PROBLEM STATEMENT> Go through the listing below and gather every line with the word "panels".

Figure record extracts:

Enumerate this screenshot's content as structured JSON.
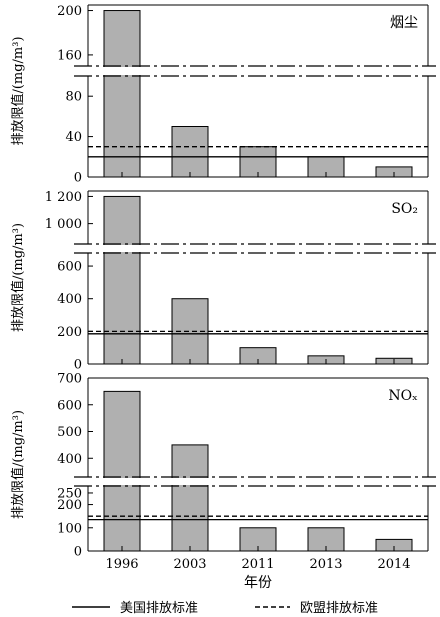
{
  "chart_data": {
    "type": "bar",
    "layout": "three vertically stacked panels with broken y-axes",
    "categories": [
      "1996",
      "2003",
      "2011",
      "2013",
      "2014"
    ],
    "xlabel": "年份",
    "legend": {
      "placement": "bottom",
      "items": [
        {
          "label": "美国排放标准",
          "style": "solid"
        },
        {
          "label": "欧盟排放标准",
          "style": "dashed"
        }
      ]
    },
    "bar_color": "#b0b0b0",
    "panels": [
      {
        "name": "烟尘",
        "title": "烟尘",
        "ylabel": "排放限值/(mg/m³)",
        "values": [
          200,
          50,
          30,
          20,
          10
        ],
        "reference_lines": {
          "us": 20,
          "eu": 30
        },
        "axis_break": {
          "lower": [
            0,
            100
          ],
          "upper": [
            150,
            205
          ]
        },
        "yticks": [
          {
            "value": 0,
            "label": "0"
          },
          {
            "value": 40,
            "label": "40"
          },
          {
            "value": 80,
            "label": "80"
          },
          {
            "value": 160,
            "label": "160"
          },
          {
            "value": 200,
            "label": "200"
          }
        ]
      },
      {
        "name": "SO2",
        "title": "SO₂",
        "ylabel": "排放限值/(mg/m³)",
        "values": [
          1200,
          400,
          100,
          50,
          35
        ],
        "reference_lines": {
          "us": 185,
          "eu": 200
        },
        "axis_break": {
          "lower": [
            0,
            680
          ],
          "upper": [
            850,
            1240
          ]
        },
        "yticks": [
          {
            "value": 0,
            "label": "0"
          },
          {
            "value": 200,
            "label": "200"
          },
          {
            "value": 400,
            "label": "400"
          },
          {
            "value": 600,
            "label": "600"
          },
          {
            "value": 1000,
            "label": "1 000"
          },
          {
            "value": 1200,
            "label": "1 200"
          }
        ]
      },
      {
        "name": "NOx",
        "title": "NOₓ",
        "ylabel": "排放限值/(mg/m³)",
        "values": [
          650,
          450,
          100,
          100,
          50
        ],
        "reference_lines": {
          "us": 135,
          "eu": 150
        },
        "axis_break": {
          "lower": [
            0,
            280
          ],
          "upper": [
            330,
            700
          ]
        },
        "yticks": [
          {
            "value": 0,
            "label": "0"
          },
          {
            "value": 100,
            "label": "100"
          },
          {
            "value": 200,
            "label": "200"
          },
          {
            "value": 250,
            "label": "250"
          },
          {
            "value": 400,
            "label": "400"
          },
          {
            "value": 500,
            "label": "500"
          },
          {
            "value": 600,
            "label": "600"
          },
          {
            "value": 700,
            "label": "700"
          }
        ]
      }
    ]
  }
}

...

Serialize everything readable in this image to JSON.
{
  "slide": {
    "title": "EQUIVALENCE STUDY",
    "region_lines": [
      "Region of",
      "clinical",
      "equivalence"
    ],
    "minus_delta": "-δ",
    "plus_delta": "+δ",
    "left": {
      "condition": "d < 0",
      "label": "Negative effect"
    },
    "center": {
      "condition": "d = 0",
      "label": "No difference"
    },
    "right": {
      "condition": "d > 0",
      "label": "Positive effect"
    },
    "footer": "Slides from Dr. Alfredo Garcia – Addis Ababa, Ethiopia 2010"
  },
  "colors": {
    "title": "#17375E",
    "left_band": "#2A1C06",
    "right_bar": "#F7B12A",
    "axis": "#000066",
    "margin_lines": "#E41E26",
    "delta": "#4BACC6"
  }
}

THE SOLUTION>
    "layout": "three vertically stacked panels with broken y-axes",
    "panels": [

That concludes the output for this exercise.